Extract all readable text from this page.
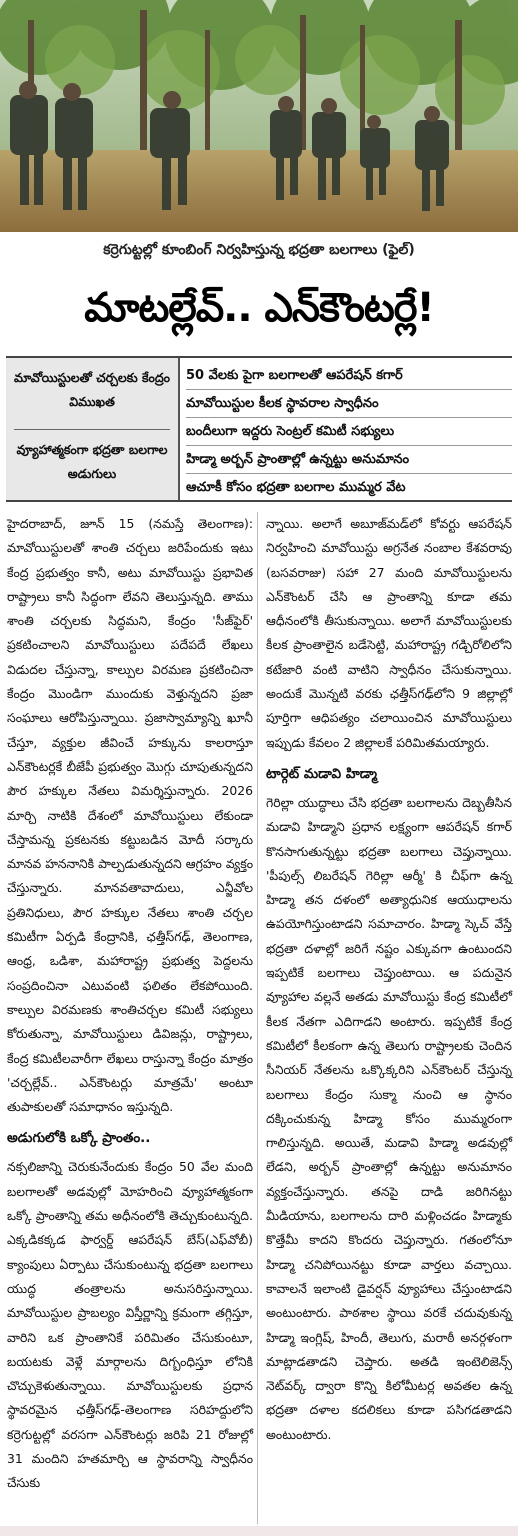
కర్రెగుట్టల్లో కూంబింగ్ నిర్వహిస్తున్న భద్రతా బలగాలు (ఫైల్)
మాటల్లేవ్.. ఎన్‌కౌంటర్లే!
మావోయిస్టులతో చర్చలకు కేంద్రం విముఖత
వ్యూహాత్మకంగా భద్రతా బలగాల అడుగులు
50 వేలకు పైగా బలగాలతో ఆపరేషన్ కగార్
మావోయిస్టుల కీలక స్థావరాల స్వాధీనం
బందీలుగా ఇద్దరు సెంట్రల్ కమిటీ సభ్యులు
హిడ్మా అర్బన్ ప్రాంతాల్లో ఉన్నట్టు అనుమానం
ఆచూకీ కోసం భద్రతా బలగాల ముమ్మర వేట

హైదరాబాద్, జూన్ 15 (నమస్తే తెలంగాణ): మావోయిస్టులతో శాంతి చర్చలు జరిపేందుకు ఇటు కేంద్ర ప్రభుత్వం కానీ, అటు మావోయిస్టు ప్రభావిత రాష్ట్రాలు కానీ సిద్ధంగా లేవని తెలుస్తున్నది. తాము శాంతి చర్చలకు సిద్ధమని, కేంద్రం 'సీజ్‌ఫైర్' ప్రకటించాలని మావోయిస్టులు పదేపదే లేఖలు విడుదల చేస్తున్నా, కాల్పుల విరమణ ప్రకటించినా కేంద్రం మొండిగా ముందుకు వెళ్తున్నదని ప్రజా సంఘాలు ఆరోపిస్తున్నాయి. ప్రజాస్వామ్యాన్ని ఖూనీ చేస్తూ, వ్యక్తుల జీవించే హక్కును కాలరాస్తూ ఎన్‌కౌంటర్లకే బీజేపీ ప్రభుత్వం మొగ్గు చూపుతున్నదని పౌర హక్కుల నేతలు విమర్శిస్తున్నారు. 2026 మార్చి నాటికి దేశంలో మావోయిస్టులు లేకుండా చేస్తామన్న ప్రకటనకు కట్టుబడిన మోదీ సర్కారు మానవ హననానికి పాల్పడుతున్నదని ఆగ్రహం వ్యక్తం చేస్తున్నారు. మానవతావాదులు, ఎన్జీవోల ప్రతినిధులు, పౌర హక్కుల నేతలు శాంతి చర్చల కమిటీగా ఏర్పడి కేంద్రానికి, ఛత్తీస్‌గఢ్, తెలంగాణ, ఆంధ్ర, ఒడిశా, మహారాష్ట్ర ప్రభుత్వ పెద్దలను సంప్రదించినా ఎటువంటి ఫలితం లేకపోయింది. కాల్పుల విరమణకు శాంతిచర్చల కమిటీ సభ్యులు కోరుతున్నా, మావోయిస్టులు డివిజన్లు, రాష్ట్రాలు, కేంద్ర కమిటీలవారీగా లేఖలు రాస్తున్నా కేంద్రం మాత్రం 'చర్చల్లేవ్.. ఎన్‌కౌంటర్లు మాత్రమే' అంటూ తుపాకులతో సమాధానం ఇస్తున్నది.

అడుగులోకి ఒక్కో ప్రాంతం..

నక్సలిజాన్ని చెరుకునేందుకు కేంద్రం 50 వేల మంది బలగాలతో అడవుల్లో మోహరించి వ్యూహాత్మకంగా ఒక్కో ప్రాంతాన్ని తమ అధీనంలోకి తెచ్చుకుంటున్నది. ఎక్కడికక్కడ ఫార్వర్డ్ ఆపరేషన్ బేస్(ఎఫ్‌వోబీ) క్యాంపులు ఏర్పాటు చేసుకుంటున్న భద్రతా బలగాలు యుద్ధ తంత్రాలను అనుసరిస్తున్నాయి. మావోయిస్టుల ప్రాబల్యం విస్తీర్ణాన్ని క్రమంగా తగ్గిస్తూ, వారిని ఒక ప్రాంతానికే పరిమితం చేసుకుంటూ, బయటకు వెళ్లే మార్గాలను దిగ్బంధిస్తూ లోనికి చొచ్చుకెళుతున్నాయి. మావోయిస్టులకు ప్రధాన స్థావరమైన ఛత్తీస్‌గఢ్-తెలంగాణ సరిహద్దులోని కర్రెగుట్టల్లో వరసగా ఎన్‌కౌంటర్లు జరిపి 21 రోజుల్లో 31 మందిని హతమార్చి ఆ స్థావరాన్ని స్వాధీనం చేసుకు

న్నాయి. అలాగే అబూజ్‌మడ్‌లో కోవర్టు ఆపరేషన్ నిర్వహించి మావోయిస్టు అగ్రనేత నంబాల కేశవరావు (బసవరాజు) సహా 27 మంది మావోయిస్టులను ఎన్‌కౌంటర్ చేసి ఆ ప్రాంతాన్ని కూడా తమ ఆధీనంలోకి తీసుకున్నాయి. అలాగే మావోయిస్టులకు కీలక ప్రాంతాలైన బడేసెట్టి, మహారాష్ట్ర గడ్చిరోలిలోని కటేజారి వంటి వాటిని స్వాధీనం చేసుకున్నాయి. అందుకే మొన్నటి వరకు ఛత్తీస్‌గఢ్‌లోని 9 జిల్లాల్లో పూర్తిగా ఆధిపత్యం చలాయించిన మావోయిస్టులు ఇప్పుడు కేవలం 2 జిల్లాలకే పరిమితమయ్యారు.

టార్గెట్ మడావి హిడ్మా

గెరిల్లా యుద్ధాలు చేసి భద్రతా బలగాలను దెబ్బతీసిన మడావి హిడ్మాని ప్రధాన లక్ష్యంగా ఆపరేషన్ కగార్ కొనసాగుతున్నట్టు భద్రతా బలగాలు చెప్తున్నాయి. 'పీపుల్స్ లిబరేషన్ గెరిల్లా ఆర్మీ' కి చీఫ్‌గా ఉన్న హిడ్మా తన దళంలో అత్యాధునిక ఆయుధాలను ఉపయోగిస్తుంటాడని సమాచారం. హిడ్మా స్కెచ్ వేస్తే భద్రతా దళాల్లో జరిగే నష్టం ఎక్కువగా ఉంటుందని ఇప్పటికే బలగాలు చెప్తుంటాయి. ఆ పదునైన వ్యూహాల వల్లనే అతడు మావోయిస్టు కేంద్ర కమిటీలో కీలక నేతగా ఎదిగాడని అంటారు. ఇప్పటికే కేంద్ర కమిటీలో కీలకంగా ఉన్న తెలుగు రాష్ట్రాలకు చెందిన సీనియర్ నేతలను ఒక్కొక్కరిని ఎన్‌కౌంటర్ చేస్తున్న బలగాలు కేంద్రం సుక్మా నుంచి ఆ స్థానం దక్కించుకున్న హిడ్మా కోసం ముమ్మరంగా గాలిస్తున్నది. అయితే, మడావి హిడ్మా అడవుల్లో లేడని, అర్బన్ ప్రాంతాల్లో ఉన్నట్టు అనుమానం వ్యక్తంచేస్తున్నారు. తనపై దాడి జరిగినట్టు మీడియాను, బలగాలను దారి మళ్లించడం హిడ్మాకు కొత్తేమీ కాదని కొందరు చెప్తున్నారు. గతంలోనూ హిడ్మా చనిపోయినట్టు కూడా వార్తలు వచ్చాయి. కావాలనే ఇలాంటి డైవర్షన్ వ్యూహాలు చేస్తుంటాడని అంటుంటారు. పాఠశాల స్థాయి వరకే చదువుకున్న హిడ్మా ఇంగ్లిష్, హిందీ, తెలుగు, మరాఠీ అనర్గళంగా మాట్లాడతాడని చెప్తారు. అతడి ఇంటెలిజెన్స్ నెట్‌వర్క్ ద్వారా కొన్ని కిలోమీటర్ల అవతల ఉన్న భద్రతా దళాల కదలికలు కూడా పసిగడతాడని అంటుంటారు.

*To be done*: Without the pictures, restate all of the entries above verbatim.

*Expected output*:
Extract all readable text from this page.
కర్రెగుట్టల్లో కూంబింగ్ నిర్వహిస్తున్న భద్రతా బలగాలు (ఫైల్)
మాటల్లేవ్.. ఎన్‌కౌంటర్లే!
మావోయిస్టులతో చర్చలకు కేంద్రం విముఖత
వ్యూహాత్మకంగా భద్రతా బలగాల అడుగులు
50 వేలకు పైగా బలగాలతో ఆపరేషన్ కగార్
మావోయిస్టుల కీలక స్థావరాల స్వాధీనం
బందీలుగా ఇద్దరు సెంట్రల్ కమిటీ సభ్యులు
హిడ్మా అర్బన్ ప్రాంతాల్లో ఉన్నట్టు అనుమానం
ఆచూకీ కోసం భద్రతా బలగాల ముమ్మర వేట

హైదరాబాద్, జూన్ 15 (నమస్తే తెలంగాణ): మావోయిస్టులతో శాంతి చర్చలు జరిపేందుకు ఇటు కేంద్ర ప్రభుత్వం కానీ, అటు మావోయిస్టు ప్రభావిత రాష్ట్రాలు కానీ సిద్ధంగా లేవని తెలుస్తున్నది. తాము శాంతి చర్చలకు సిద్ధమని, కేంద్రం 'సీజ్‌ఫైర్' ప్రకటించాలని మావోయిస్టులు పదేపదే లేఖలు విడుదల చేస్తున్నా, కాల్పుల విరమణ ప్రకటించినా కేంద్రం మొండిగా ముందుకు వెళ్తున్నదని ప్రజా సంఘాలు ఆరోపిస్తున్నాయి. ప్రజాస్వామ్యాన్ని ఖూనీ చేస్తూ, వ్యక్తుల జీవించే హక్కును కాలరాస్తూ ఎన్‌కౌంటర్లకే బీజేపీ ప్రభుత్వం మొగ్గు చూపుతున్నదని పౌర హక్కుల నేతలు విమర్శిస్తున్నారు. 2026 మార్చి నాటికి దేశంలో మావోయిస్టులు లేకుండా చేస్తామన్న ప్రకటనకు కట్టుబడిన మోదీ సర్కారు మానవ హననానికి పాల్పడుతున్నదని ఆగ్రహం వ్యక్తం చేస్తున్నారు. మానవతావాదులు, ఎన్జీవోల ప్రతినిధులు, పౌర హక్కుల నేతలు శాంతి చర్చల కమిటీగా ఏర్పడి కేంద్రానికి, ఛత్తీస్‌గఢ్, తెలంగాణ, ఆంధ్ర, ఒడిశా, మహారాష్ట్ర ప్రభుత్వ పెద్దలను సంప్రదించినా ఎటువంటి ఫలితం లేకపోయింది. కాల్పుల విరమణకు శాంతిచర్చల కమిటీ సభ్యులు కోరుతున్నా, మావోయిస్టులు డివిజన్లు, రాష్ట్రాలు, కేంద్ర కమిటీలవారీగా లేఖలు రాస్తున్నా కేంద్రం మాత్రం 'చర్చల్లేవ్.. ఎన్‌కౌంటర్లు మాత్రమే' అంటూ తుపాకులతో సమాధానం ఇస్తున్నది.

అడుగులోకి ఒక్కో ప్రాంతం..

నక్సలిజాన్ని చెరుకునేందుకు కేంద్రం 50 వేల మంది బలగాలతో అడవుల్లో మోహరించి వ్యూహాత్మకంగా ఒక్కో ప్రాంతాన్ని తమ అధీనంలోకి తెచ్చుకుంటున్నది. ఎక్కడికక్కడ ఫార్వర్డ్ ఆపరేషన్ బేస్(ఎఫ్‌వోబీ) క్యాంపులు ఏర్పాటు చేసుకుంటున్న భద్రతా బలగాలు యుద్ధ తంత్రాలను అనుసరిస్తున్నాయి. మావోయిస్టుల ప్రాబల్యం విస్తీర్ణాన్ని క్రమంగా తగ్గిస్తూ, వారిని ఒక ప్రాంతానికే పరిమితం చేసుకుంటూ, బయటకు వెళ్లే మార్గాలను దిగ్బంధిస్తూ లోనికి చొచ్చుకెళుతున్నాయి. మావోయిస్టులకు ప్రధాన స్థావరమైన ఛత్తీస్‌గఢ్-తెలంగాణ సరిహద్దులోని కర్రెగుట్టల్లో వరసగా ఎన్‌కౌంటర్లు జరిపి 21 రోజుల్లో 31 మందిని హతమార్చి ఆ స్థావరాన్ని స్వాధీనం చేసుకు

న్నాయి. అలాగే అబూజ్‌మడ్‌లో కోవర్టు ఆపరేషన్ నిర్వహించి మావోయిస్టు అగ్రనేత నంబాల కేశవరావు (బసవరాజు) సహా 27 మంది మావోయిస్టులను ఎన్‌కౌంటర్ చేసి ఆ ప్రాంతాన్ని కూడా తమ ఆధీనంలోకి తీసుకున్నాయి. అలాగే మావోయిస్టులకు కీలక ప్రాంతాలైన బడేసెట్టి, మహారాష్ట్ర గడ్చిరోలిలోని కటేజారి వంటి వాటిని స్వాధీనం చేసుకున్నాయి. అందుకే మొన్నటి వరకు ఛత్తీస్‌గఢ్‌లోని 9 జిల్లాల్లో పూర్తిగా ఆధిపత్యం చలాయించిన మావోయిస్టులు ఇప్పుడు కేవలం 2 జిల్లాలకే పరిమితమయ్యారు.

టార్గెట్ మడావి హిడ్మా

గెరిల్లా యుద్ధాలు చేసి భద్రతా బలగాలను దెబ్బతీసిన మడావి హిడ్మాని ప్రధాన లక్ష్యంగా ఆపరేషన్ కగార్ కొనసాగుతున్నట్టు భద్రతా బలగాలు చెప్తున్నాయి. 'పీపుల్స్ లిబరేషన్ గెరిల్లా ఆర్మీ' కి చీఫ్‌గా ఉన్న హిడ్మా తన దళంలో అత్యాధునిక ఆయుధాలను ఉపయోగిస్తుంటాడని సమాచారం. హిడ్మా స్కెచ్ వేస్తే భద్రతా దళాల్లో జరిగే నష్టం ఎక్కువగా ఉంటుందని ఇప్పటికే బలగాలు చెప్తుంటాయి. ఆ పదునైన వ్యూహాల వల్లనే అతడు మావోయిస్టు కేంద్ర కమిటీలో కీలక నేతగా ఎదిగాడని అంటారు. ఇప్పటికే కేంద్ర కమిటీలో కీలకంగా ఉన్న తెలుగు రాష్ట్రాలకు చెందిన సీనియర్ నేతలను ఒక్కొక్కరిని ఎన్‌కౌంటర్ చేస్తున్న బలగాలు కేంద్రం సుక్మా నుంచి ఆ స్థానం దక్కించుకున్న హిడ్మా కోసం ముమ్మరంగా గాలిస్తున్నది. అయితే, మడావి హిడ్మా అడవుల్లో లేడని, అర్బన్ ప్రాంతాల్లో ఉన్నట్టు అనుమానం వ్యక్తంచేస్తున్నారు. తనపై దాడి జరిగినట్టు మీడియాను, బలగాలను దారి మళ్లించడం హిడ్మాకు కొత్తేమీ కాదని కొందరు చెప్తున్నారు. గతంలోనూ హిడ్మా చనిపోయినట్టు కూడా వార్తలు వచ్చాయి. కావాలనే ఇలాంటి డైవర్షన్ వ్యూహాలు చేస్తుంటాడని అంటుంటారు. పాఠశాల స్థాయి వరకే చదువుకున్న హిడ్మా ఇంగ్లిష్, హిందీ, తెలుగు, మరాఠీ అనర్గళంగా మాట్లాడతాడని చెప్తారు. అతడి ఇంటెలిజెన్స్ నెట్‌వర్క్ ద్వారా కొన్ని కిలోమీటర్ల అవతల ఉన్న భద్రతా దళాల కదలికలు కూడా పసిగడతాడని అంటుంటారు.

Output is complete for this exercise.